-- START OF Listed records --
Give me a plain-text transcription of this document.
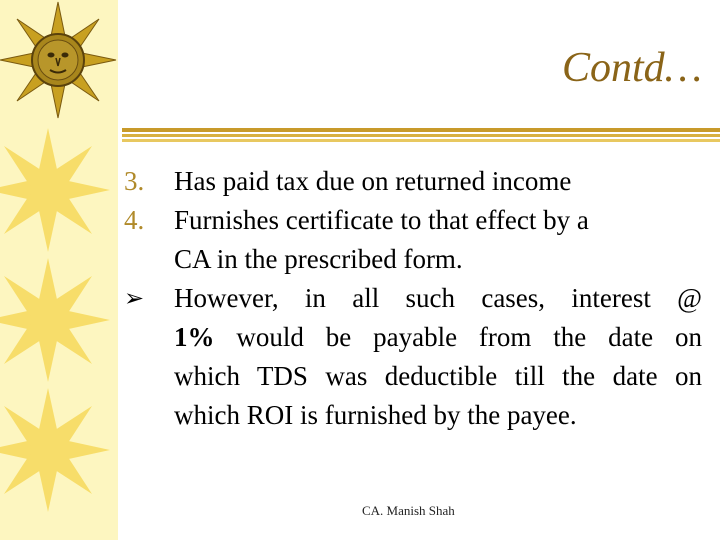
Contd…
3. Has paid tax due on returned income
4. Furnishes certificate to that effect by a
CA in the prescribed form.
➢ However, in all such cases, interest @
1% would be payable from the date on
which TDS was deductible till the date on
which ROI is furnished by the payee.
CA. Manish Shah
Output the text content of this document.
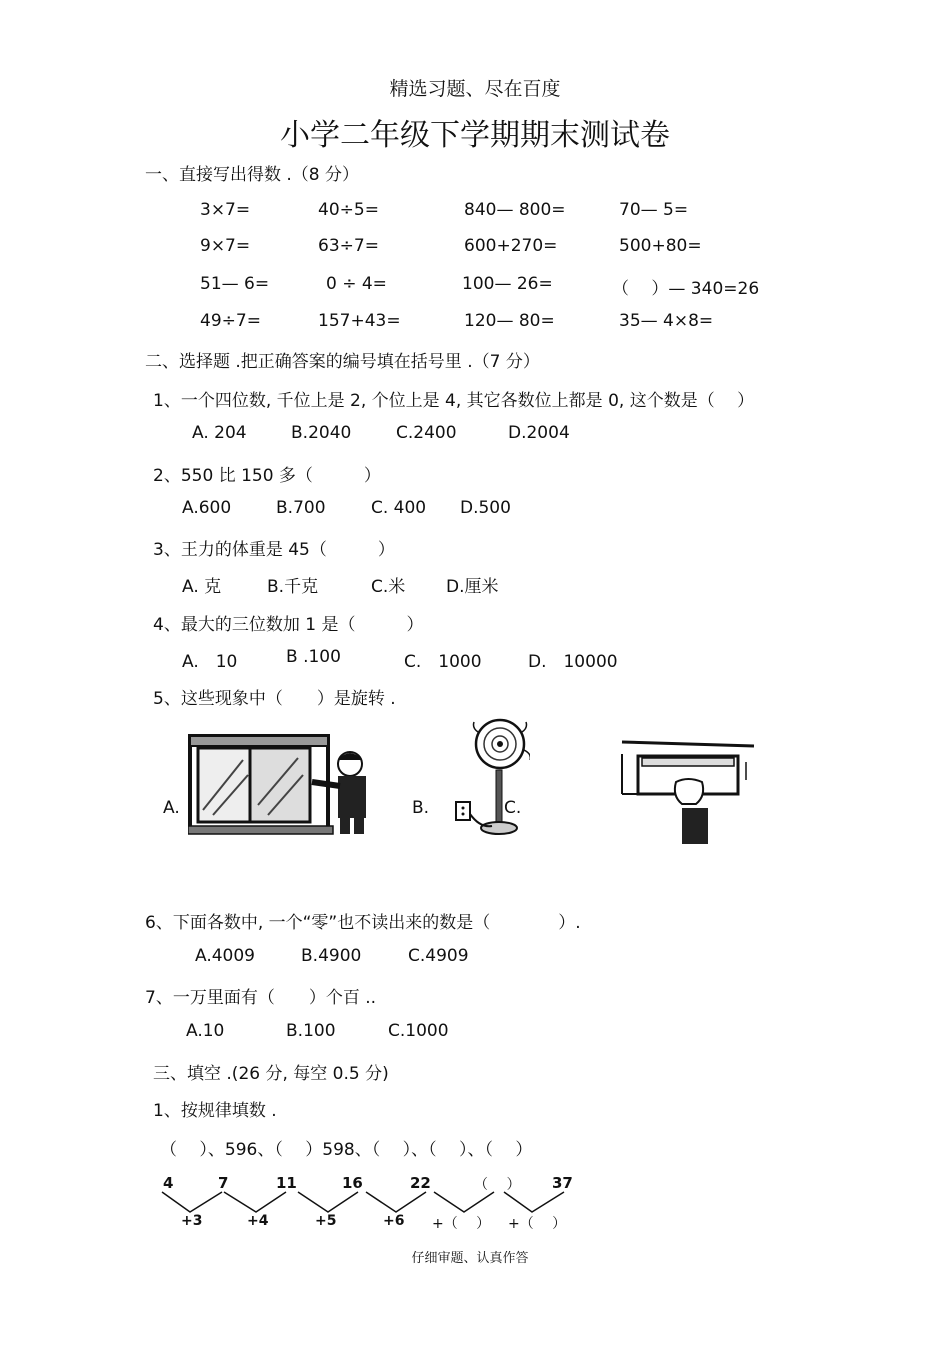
精选习题、尽在百度
小学二年级下学期期末测试卷
一、直接写出得数 .（8 分）
3×7=	40÷5=	840— 800=	70— 5=
9×7=	63÷7=	600+270=	500+80=
51— 6=	0 ÷ 4=	100— 26=	（　 ）— 340=26
49÷7=	157+43=	120— 80=	35— 4×8=
二、选择题 .把正确答案的编号填在括号里 .（7 分）
1、一个四位数, 千位上是 2, 个位上是 4, 其它各数位上都是 0, 这个数是（　 ）
A. 204	B.2040	C.2400	D.2004
2、550 比 150 多（　　　）
A.600	B.700	C. 400 D.500
3、王力的体重是 45（　　　）
A. 克	B.千克	C.米 D.厘米
4、最大的三位数加 1 是（　　　）
A.　10	B .100	C.　1000	D.　10000
5、这些现象中（　　）是旋转 .
A.	B.	C.
6、下面各数中, 一个“零”也不读出来的数是（　　　　）.
A.4009	B.4900	C.4909
7、一万里面有（　　）个百 ..
A.10	B.100	C.1000
三、填空 .(26 分, 每空 0.5 分)
1、按规律填数 .
（　 ）、596、（　 ）598、（　 ）、（　 ）、（　 ）
4	7	11	16	22	（　 ） 37
+3	+4	+5	+6 +（　 ） +（　 ）
仔细审题、认真作答
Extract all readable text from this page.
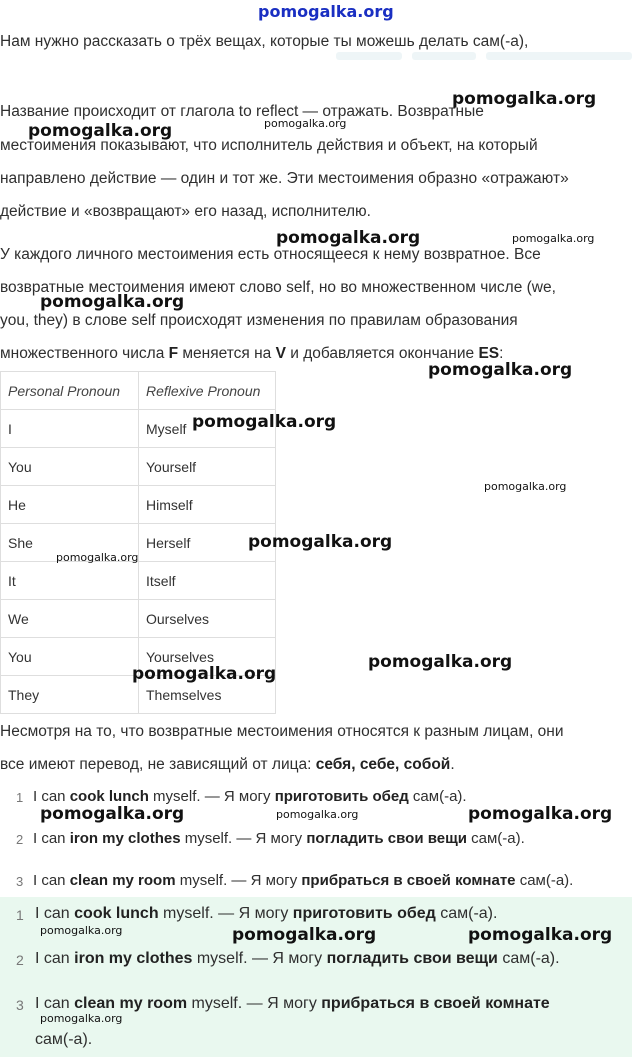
pomogalka.org

Нам нужно рассказать о трёх вещах, которые ты можешь делать сам(-а),

Название происходит от глагола to reflect — отражать. Возвратные

местоимения показывают, что исполнитель действия и объект, на который

направлено действие — один и тот же. Эти местоимения образно «отражают»

действие и «возвращают» его назад, исполнителю.

У каждого личного местоимения есть относящееся к нему возвратное. Все

возвратные местоимения имеют слово self, но во множественном числе (we,

you, they) в слове self происходят изменения по правилам образования

множественного числа F меняется на V и добавляется окончание ES:

Personal Pronoun	Reflexive Pronoun
I	Myself
You	Yourself
He	Himself
She	Herself
It	Itself
We	Ourselves
You	Yourselves
They	Themselves

Несмотря на то, что возвратные местоимения относятся к разным лицам, они

все имеют перевод, не зависящий от лица: себя, себе, собой.

1 I can cook lunch myself. — Я могу приготовить обед сам(-а).
2 I can iron my clothes myself. — Я могу погладить свои вещи сам(-а).
3 I can clean my room myself. — Я могу прибраться в своей комнате сам(-а).
1 I can cook lunch myself. — Я могу приготовить обед сам(-а).
2 I can iron my clothes myself. — Я могу погладить свои вещи сам(-а).
3 I can clean my room myself. — Я могу прибраться в своей комнате
сам(-а).
pomogalka.org
pomogalka.org	pomogalka.org
pomogalka.org	pomogalka.org
pomogalka.org
pomogalka.org
pomogalka.org
pomogalka.org
pomogalka.org
pomogalka.org
pomogalka.org
pomogalka.org
pomogalka.org	pomogalka.org	pomogalka.org
pomogalka.org	pomogalka.org	pomogalka.org
pomogalka.org
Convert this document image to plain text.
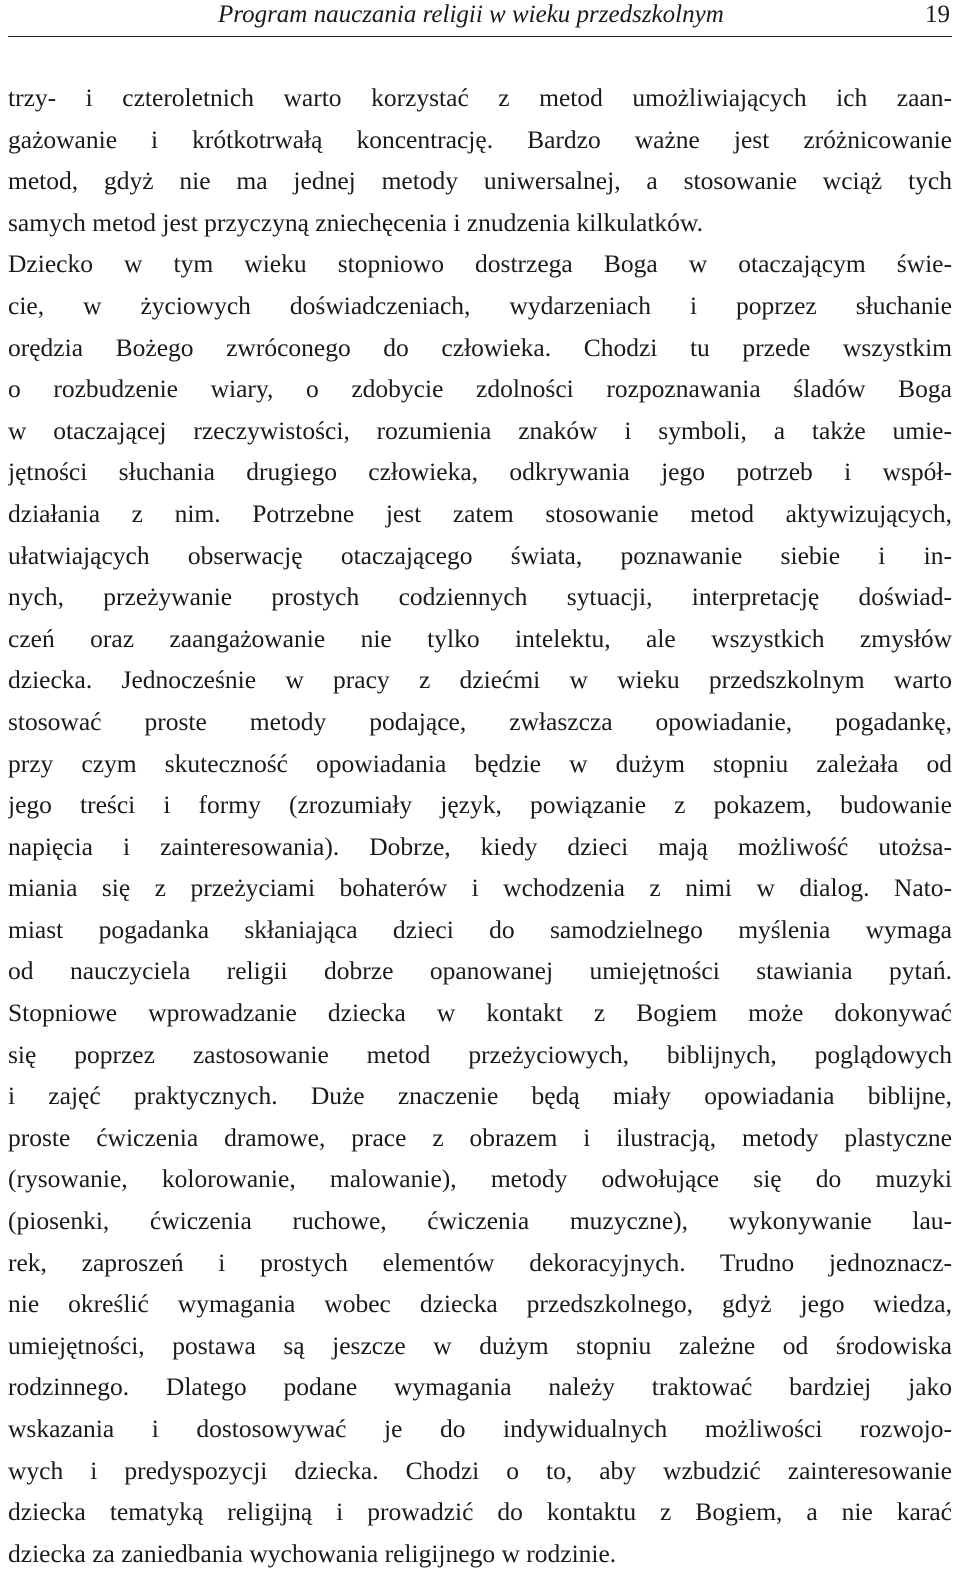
Program nauczania religii w wieku przedszkolnym	19
trzy- i czteroletnich warto korzystać z metod umożliwiających ich zaan-
gażowanie i krótkotrwałą koncentrację. Bardzo ważne jest zróżnicowanie
metod, gdyż nie ma jednej metody uniwersalnej, a stosowanie wciąż tych
samych metod jest przyczyną zniechęcenia i znudzenia kilkulatków.
Dziecko w tym wieku stopniowo dostrzega Boga w otaczającym świe-
cie, w życiowych doświadczeniach, wydarzeniach i poprzez słuchanie
orędzia Bożego zwróconego do człowieka. Chodzi tu przede wszystkim
o rozbudzenie wiary, o zdobycie zdolności rozpoznawania śladów Boga
w otaczającej rzeczywistości, rozumienia znaków i symboli, a także umie-
jętności słuchania drugiego człowieka, odkrywania jego potrzeb i współ-
działania z nim. Potrzebne jest zatem stosowanie metod aktywizujących,
ułatwiających obserwację otaczającego świata, poznawanie siebie i in-
nych, przeżywanie prostych codziennych sytuacji, interpretację doświad-
czeń oraz zaangażowanie nie tylko intelektu, ale wszystkich zmysłów
dziecka. Jednocześnie w pracy z dziećmi w wieku przedszkolnym warto
stosować proste metody podające, zwłaszcza opowiadanie, pogadankę,
przy czym skuteczność opowiadania będzie w dużym stopniu zależała od
jego treści i formy (zrozumiały język, powiązanie z pokazem, budowanie
napięcia i zainteresowania). Dobrze, kiedy dzieci mają możliwość utożsa-
miania się z przeżyciami bohaterów i wchodzenia z nimi w dialog. Nato-
miast pogadanka skłaniająca dzieci do samodzielnego myślenia wymaga
od nauczyciela religii dobrze opanowanej umiejętności stawiania pytań.
Stopniowe wprowadzanie dziecka w kontakt z Bogiem może dokonywać
się poprzez zastosowanie metod przeżyciowych, biblijnych, poglądowych
i zajęć praktycznych. Duże znaczenie będą miały opowiadania biblijne,
proste ćwiczenia dramowe, prace z obrazem i ilustracją, metody plastyczne
(rysowanie, kolorowanie, malowanie), metody odwołujące się do muzyki
(piosenki, ćwiczenia ruchowe, ćwiczenia muzyczne), wykonywanie lau-
rek, zaproszeń i prostych elementów dekoracyjnych. Trudno jednoznacz-
nie określić wymagania wobec dziecka przedszkolnego, gdyż jego wiedza,
umiejętności, postawa są jeszcze w dużym stopniu zależne od środowiska
rodzinnego. Dlatego podane wymagania należy traktować bardziej jako
wskazania i dostosowywać je do indywidualnych możliwości rozwojo-
wych i predyspozycji dziecka. Chodzi o to, aby wzbudzić zainteresowanie
dziecka tematyką religijną i prowadzić do kontaktu z Bogiem, a nie karać
dziecka za zaniedbania wychowania religijnego w rodzinie.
-- END OF Listed records --
- [What is expected]: What is the number of lines in the data holding the word "прибраться"? Reply with that number only.

- [Written reply]: 2